### PROMPT
Copy each line that contains the word "color".

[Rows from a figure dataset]
──────────

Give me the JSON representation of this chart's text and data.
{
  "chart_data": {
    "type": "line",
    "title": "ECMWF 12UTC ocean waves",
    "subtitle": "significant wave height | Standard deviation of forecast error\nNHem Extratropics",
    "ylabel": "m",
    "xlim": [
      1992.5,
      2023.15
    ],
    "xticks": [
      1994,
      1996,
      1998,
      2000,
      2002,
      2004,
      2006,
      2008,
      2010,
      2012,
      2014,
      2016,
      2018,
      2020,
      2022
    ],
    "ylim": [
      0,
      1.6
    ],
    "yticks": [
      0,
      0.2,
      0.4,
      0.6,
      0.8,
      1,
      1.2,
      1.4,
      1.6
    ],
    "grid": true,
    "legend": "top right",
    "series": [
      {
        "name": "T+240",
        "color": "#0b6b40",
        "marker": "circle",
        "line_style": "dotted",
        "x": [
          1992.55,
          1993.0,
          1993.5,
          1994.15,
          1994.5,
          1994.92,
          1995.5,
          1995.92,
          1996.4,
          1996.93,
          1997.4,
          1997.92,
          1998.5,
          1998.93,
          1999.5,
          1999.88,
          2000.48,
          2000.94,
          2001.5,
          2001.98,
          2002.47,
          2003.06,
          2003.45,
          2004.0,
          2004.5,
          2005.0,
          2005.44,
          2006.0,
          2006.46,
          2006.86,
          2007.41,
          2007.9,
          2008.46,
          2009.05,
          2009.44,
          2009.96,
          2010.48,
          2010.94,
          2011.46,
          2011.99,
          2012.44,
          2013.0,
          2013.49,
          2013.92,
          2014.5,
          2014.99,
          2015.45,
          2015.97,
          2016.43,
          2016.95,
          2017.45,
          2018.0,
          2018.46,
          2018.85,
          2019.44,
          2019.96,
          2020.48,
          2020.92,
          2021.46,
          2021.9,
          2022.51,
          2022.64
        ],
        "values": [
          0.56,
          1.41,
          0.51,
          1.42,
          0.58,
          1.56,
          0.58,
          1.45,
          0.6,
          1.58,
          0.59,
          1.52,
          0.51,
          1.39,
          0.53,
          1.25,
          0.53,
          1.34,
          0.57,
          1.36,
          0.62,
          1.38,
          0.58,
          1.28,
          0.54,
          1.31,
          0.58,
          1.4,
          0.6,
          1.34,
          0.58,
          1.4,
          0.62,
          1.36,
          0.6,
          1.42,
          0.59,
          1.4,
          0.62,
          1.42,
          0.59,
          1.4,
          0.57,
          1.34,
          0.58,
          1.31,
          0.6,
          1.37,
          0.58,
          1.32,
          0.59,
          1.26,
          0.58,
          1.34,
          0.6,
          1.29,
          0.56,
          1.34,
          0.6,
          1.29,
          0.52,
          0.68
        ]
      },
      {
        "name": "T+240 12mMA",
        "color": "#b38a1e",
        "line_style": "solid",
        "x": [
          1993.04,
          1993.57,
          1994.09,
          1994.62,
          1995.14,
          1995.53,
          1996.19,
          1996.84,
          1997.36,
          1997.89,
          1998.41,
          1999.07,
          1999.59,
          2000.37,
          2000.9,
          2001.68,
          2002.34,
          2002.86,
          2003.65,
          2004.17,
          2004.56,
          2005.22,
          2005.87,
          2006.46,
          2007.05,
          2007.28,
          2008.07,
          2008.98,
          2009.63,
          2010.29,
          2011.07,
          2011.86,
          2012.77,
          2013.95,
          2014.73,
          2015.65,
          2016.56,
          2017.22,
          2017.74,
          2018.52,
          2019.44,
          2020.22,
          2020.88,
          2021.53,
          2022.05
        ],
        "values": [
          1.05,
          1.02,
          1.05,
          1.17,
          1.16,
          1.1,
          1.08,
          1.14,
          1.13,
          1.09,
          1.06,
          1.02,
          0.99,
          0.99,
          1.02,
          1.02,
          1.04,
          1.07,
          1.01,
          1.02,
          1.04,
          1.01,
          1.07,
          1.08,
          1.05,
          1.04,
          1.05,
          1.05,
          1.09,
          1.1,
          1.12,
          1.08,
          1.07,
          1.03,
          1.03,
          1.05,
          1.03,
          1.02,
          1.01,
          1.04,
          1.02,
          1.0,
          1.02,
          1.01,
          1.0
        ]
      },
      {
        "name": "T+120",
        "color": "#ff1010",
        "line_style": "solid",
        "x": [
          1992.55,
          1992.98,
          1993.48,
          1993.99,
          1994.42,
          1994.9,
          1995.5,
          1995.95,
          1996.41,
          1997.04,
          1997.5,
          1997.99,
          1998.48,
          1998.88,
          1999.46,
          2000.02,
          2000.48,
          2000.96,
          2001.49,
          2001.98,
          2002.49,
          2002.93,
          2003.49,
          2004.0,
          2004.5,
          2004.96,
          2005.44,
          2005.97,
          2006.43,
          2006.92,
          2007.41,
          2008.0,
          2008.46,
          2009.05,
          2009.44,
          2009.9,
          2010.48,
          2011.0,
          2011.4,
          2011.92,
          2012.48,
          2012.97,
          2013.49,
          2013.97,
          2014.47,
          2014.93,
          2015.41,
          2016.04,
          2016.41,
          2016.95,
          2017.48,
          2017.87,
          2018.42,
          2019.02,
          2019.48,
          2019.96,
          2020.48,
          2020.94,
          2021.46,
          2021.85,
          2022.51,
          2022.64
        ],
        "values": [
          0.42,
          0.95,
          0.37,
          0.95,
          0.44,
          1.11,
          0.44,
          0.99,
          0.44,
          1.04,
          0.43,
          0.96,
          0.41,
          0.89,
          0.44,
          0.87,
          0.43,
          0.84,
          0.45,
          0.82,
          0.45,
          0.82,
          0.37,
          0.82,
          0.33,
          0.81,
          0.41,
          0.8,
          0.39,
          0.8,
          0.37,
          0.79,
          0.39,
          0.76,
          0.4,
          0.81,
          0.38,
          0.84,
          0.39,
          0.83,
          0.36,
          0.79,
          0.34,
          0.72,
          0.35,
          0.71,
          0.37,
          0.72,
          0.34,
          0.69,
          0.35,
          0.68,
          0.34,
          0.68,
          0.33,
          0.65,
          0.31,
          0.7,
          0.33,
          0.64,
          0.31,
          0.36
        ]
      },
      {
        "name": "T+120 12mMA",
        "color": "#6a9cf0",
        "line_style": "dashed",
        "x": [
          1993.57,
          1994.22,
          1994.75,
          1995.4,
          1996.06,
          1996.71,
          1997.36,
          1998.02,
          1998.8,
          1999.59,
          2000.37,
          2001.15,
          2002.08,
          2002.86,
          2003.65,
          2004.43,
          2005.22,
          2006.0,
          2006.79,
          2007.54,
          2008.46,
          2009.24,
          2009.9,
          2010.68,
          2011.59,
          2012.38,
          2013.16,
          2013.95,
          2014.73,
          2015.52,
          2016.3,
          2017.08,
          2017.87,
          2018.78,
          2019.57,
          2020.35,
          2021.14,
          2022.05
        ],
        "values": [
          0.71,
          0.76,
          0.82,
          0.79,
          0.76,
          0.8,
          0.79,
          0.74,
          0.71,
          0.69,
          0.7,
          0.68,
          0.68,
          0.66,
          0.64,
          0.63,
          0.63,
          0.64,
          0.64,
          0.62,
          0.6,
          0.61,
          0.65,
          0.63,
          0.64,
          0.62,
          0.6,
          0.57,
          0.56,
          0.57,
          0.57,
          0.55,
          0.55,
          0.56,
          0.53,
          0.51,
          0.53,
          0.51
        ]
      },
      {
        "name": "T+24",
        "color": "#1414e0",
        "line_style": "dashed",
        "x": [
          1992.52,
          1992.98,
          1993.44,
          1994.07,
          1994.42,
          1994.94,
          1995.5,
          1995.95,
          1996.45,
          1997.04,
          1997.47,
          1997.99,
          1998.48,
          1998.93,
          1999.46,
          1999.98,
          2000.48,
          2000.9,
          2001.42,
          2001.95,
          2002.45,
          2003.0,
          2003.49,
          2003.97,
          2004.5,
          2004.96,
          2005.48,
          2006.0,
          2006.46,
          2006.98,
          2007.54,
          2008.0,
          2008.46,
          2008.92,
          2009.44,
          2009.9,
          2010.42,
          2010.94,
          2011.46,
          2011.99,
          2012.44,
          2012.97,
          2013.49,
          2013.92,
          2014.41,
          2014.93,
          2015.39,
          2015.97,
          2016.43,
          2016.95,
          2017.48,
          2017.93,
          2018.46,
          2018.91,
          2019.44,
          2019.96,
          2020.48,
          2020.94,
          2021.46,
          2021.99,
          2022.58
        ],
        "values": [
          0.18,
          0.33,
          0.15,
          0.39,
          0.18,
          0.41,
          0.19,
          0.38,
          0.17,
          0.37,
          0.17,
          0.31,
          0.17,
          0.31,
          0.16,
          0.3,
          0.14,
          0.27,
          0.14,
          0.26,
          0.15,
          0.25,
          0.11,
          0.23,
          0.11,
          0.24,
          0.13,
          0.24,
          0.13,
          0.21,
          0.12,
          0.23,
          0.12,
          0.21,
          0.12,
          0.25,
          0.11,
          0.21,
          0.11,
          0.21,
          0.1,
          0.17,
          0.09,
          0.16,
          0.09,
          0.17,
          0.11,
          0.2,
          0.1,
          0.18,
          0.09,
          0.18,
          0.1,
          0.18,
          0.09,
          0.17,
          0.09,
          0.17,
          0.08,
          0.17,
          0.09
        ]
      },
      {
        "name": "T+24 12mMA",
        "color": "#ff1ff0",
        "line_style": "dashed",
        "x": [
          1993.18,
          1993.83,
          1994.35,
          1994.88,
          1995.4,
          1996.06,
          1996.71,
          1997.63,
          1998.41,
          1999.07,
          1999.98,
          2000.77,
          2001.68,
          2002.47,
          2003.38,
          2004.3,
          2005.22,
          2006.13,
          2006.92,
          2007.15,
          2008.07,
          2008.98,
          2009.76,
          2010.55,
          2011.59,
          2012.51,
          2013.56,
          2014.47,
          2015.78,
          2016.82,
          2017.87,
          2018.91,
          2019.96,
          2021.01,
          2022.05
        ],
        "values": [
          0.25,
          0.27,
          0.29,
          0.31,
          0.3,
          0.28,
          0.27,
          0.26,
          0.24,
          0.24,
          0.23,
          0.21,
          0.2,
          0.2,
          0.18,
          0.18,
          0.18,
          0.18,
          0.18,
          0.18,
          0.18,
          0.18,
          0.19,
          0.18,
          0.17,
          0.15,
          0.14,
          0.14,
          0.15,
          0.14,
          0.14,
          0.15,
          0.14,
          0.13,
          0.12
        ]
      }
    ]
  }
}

──────────

### TASK RESULT
        "color": "#0b6b40",
        "color": "#b38a1e",
        "color": "#ff1010",
        "color": "#6a9cf0",
        "color": "#1414e0",
        "color": "#ff1ff0",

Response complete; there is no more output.